YOUR OBJECTIVE -
Gather every line that includes the word "Site", please.

+ + +

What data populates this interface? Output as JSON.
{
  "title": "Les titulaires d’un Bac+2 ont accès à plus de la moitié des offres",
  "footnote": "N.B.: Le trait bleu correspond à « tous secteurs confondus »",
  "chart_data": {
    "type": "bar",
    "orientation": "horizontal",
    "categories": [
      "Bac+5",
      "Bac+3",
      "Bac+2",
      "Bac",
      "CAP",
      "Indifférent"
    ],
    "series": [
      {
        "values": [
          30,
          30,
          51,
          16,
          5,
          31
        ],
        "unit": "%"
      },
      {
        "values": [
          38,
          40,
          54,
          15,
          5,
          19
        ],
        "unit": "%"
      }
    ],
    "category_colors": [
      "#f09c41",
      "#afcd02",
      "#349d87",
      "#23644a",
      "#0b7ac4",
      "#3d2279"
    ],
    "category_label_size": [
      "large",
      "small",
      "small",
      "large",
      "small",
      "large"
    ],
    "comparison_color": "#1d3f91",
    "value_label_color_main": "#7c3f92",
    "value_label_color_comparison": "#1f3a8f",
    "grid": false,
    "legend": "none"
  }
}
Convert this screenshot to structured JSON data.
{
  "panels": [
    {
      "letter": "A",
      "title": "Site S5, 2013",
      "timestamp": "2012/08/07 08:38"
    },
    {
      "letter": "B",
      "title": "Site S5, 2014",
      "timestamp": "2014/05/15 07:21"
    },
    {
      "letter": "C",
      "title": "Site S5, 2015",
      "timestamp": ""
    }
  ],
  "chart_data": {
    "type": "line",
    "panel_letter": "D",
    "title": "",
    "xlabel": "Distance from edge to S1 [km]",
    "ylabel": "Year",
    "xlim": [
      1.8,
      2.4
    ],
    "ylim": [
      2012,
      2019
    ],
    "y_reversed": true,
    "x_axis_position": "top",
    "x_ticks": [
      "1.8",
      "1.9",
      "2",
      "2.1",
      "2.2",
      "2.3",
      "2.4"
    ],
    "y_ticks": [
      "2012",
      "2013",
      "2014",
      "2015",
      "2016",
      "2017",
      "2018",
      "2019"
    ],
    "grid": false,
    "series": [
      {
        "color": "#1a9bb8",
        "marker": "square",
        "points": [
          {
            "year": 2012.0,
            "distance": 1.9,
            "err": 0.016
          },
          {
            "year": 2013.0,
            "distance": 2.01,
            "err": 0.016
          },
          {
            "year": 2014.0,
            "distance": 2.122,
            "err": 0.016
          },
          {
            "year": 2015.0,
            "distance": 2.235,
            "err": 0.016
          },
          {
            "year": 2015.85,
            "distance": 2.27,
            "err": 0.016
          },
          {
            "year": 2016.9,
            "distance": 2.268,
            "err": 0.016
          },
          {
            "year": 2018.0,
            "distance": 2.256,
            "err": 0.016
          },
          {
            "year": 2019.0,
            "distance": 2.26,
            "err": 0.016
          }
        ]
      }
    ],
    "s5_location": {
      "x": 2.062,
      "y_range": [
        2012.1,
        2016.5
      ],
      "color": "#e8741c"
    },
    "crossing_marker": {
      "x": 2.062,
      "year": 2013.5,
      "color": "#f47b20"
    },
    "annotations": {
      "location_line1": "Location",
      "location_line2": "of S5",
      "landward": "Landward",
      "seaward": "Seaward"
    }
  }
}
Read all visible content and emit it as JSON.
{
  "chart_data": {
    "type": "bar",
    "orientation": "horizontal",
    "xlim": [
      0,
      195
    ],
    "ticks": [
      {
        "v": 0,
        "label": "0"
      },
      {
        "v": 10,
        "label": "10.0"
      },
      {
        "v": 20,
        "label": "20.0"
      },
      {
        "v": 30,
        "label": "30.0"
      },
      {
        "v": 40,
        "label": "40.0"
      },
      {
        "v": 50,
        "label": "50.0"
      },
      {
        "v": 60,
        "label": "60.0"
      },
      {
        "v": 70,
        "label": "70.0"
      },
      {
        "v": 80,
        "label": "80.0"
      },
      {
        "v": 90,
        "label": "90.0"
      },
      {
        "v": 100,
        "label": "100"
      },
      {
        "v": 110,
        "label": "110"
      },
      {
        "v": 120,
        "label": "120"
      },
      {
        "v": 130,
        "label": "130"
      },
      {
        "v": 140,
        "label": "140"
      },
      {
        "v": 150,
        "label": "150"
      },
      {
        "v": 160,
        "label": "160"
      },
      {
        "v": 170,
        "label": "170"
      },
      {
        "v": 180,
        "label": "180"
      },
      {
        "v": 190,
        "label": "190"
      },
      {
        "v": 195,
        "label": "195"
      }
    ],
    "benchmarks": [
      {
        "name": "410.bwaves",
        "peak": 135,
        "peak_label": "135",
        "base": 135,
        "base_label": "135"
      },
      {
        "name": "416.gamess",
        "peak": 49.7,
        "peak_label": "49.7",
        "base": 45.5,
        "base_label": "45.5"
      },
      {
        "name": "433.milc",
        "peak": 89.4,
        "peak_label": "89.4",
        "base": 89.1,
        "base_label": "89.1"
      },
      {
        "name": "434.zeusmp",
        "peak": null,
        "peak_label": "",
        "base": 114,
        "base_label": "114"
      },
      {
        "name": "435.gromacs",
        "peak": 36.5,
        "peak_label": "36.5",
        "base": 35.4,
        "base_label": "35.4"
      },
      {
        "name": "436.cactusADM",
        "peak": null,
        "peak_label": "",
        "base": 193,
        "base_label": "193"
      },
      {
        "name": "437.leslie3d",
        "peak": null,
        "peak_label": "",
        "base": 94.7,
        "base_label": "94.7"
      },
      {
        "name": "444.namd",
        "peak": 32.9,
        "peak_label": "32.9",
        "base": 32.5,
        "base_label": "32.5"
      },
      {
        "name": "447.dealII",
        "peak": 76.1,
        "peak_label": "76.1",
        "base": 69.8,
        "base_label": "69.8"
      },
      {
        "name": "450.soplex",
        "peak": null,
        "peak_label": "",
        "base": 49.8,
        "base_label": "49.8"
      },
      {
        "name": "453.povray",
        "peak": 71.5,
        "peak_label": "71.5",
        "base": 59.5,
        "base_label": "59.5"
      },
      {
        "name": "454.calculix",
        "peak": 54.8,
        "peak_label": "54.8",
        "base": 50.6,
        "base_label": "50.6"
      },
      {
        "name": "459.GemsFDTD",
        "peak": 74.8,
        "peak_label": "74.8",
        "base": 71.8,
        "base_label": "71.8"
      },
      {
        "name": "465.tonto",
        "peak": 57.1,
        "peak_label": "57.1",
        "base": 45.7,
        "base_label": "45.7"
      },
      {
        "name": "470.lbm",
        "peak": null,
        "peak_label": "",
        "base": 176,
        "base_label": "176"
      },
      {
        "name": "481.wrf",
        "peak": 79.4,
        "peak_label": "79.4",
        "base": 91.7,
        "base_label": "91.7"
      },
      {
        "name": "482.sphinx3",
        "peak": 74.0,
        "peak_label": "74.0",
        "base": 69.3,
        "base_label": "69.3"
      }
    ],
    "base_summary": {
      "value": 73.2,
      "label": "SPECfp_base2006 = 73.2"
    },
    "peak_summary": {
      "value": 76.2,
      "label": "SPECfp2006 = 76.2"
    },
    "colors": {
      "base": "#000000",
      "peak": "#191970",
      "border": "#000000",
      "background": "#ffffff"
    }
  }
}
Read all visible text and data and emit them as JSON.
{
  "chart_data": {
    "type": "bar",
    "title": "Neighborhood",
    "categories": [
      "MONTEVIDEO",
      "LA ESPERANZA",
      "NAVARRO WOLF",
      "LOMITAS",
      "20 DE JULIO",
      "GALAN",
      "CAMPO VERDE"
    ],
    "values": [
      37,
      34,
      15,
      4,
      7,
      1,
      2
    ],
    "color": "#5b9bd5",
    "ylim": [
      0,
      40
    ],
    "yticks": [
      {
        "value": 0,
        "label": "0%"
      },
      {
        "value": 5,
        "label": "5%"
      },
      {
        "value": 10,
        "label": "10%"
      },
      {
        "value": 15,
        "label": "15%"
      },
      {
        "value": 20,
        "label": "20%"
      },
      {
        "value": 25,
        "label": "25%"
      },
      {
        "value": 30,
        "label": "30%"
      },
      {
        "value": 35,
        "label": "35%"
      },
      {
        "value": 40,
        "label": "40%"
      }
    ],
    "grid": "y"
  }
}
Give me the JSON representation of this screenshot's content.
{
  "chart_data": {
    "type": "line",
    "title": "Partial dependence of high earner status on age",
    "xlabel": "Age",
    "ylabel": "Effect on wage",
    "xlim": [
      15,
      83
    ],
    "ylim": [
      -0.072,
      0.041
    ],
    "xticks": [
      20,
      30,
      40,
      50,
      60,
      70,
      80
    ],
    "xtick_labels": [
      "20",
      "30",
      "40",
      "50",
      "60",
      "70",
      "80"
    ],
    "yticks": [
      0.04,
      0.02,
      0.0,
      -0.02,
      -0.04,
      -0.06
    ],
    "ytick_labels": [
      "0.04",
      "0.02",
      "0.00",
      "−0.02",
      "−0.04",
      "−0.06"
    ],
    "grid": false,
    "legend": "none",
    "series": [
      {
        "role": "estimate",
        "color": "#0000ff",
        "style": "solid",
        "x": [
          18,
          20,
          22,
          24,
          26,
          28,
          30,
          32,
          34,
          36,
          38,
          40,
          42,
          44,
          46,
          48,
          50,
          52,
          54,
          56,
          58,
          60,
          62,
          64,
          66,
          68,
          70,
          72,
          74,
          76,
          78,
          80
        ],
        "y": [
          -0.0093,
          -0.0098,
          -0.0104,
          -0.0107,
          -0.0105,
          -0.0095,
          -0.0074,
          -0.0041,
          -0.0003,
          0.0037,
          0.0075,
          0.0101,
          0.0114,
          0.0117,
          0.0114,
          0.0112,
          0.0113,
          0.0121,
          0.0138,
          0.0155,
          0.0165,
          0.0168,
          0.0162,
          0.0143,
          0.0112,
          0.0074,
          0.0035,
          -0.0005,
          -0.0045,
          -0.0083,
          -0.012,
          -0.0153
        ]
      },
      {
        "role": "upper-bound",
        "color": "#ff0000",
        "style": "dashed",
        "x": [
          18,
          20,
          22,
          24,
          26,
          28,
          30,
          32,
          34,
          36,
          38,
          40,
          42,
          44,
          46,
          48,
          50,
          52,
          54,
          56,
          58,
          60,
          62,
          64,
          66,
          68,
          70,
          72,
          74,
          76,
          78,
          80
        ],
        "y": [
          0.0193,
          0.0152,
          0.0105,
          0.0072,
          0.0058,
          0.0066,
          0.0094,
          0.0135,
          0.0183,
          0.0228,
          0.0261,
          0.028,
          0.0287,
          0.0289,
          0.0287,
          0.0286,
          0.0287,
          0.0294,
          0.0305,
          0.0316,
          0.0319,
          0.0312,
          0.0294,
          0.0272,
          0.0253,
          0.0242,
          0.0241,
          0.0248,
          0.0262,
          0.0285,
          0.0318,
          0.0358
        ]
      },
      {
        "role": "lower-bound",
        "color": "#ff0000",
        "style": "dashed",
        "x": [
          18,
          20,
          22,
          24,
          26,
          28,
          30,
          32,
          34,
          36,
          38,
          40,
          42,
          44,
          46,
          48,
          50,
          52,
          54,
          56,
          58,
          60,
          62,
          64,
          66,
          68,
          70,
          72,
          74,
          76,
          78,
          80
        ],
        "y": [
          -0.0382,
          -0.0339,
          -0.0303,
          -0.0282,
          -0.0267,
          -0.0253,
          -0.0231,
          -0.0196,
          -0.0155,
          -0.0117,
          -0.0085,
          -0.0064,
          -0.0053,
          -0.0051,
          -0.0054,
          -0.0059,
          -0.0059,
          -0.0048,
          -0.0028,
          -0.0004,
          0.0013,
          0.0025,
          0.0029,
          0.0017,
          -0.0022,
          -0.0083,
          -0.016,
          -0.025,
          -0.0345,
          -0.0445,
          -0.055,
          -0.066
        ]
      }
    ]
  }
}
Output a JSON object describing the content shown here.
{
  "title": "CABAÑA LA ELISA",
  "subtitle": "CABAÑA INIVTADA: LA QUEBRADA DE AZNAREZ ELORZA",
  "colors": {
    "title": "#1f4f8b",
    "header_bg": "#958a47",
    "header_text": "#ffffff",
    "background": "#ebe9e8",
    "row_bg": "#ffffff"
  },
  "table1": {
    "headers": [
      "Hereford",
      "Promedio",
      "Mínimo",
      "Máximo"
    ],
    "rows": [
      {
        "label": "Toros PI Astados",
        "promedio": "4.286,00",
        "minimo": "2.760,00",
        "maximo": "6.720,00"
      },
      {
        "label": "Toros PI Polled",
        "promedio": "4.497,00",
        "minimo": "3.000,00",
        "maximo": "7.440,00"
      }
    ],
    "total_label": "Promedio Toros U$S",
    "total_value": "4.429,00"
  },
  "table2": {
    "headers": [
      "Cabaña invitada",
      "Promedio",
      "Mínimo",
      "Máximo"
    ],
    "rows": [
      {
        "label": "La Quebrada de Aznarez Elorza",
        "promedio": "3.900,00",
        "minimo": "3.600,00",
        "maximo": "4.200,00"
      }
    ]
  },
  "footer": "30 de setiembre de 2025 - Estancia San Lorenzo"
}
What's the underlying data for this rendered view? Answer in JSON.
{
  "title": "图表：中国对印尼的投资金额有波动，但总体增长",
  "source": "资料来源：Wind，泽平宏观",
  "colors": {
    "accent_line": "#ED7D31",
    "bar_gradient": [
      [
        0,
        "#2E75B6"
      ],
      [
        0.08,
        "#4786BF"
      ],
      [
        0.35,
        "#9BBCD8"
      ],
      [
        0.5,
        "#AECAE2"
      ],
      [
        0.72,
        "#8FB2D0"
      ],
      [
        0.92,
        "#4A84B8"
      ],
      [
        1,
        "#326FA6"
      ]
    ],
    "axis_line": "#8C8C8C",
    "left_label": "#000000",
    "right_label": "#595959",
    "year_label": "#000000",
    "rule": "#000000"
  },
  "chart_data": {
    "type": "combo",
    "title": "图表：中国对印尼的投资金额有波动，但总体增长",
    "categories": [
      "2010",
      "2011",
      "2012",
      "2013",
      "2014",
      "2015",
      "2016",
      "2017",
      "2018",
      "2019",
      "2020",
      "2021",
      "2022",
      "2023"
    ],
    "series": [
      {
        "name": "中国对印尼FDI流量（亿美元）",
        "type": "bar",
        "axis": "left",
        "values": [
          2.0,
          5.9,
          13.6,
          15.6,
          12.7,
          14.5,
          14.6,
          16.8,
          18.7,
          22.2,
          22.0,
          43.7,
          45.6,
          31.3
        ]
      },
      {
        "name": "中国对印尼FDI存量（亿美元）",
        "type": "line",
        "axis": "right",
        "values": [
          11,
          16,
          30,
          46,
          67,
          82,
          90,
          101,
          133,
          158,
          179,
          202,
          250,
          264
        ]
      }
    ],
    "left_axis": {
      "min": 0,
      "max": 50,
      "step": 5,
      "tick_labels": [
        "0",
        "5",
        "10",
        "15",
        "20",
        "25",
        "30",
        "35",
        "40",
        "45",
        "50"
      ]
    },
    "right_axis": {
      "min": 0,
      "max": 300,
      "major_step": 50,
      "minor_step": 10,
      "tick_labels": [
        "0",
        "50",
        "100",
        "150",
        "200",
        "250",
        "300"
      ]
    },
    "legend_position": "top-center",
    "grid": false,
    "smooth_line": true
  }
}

+ + +

SOLUTION FOR THIS TASK -
      "title": "Site S5, 2013",
      "title": "Site S5, 2014",
      "title": "Site S5, 2015",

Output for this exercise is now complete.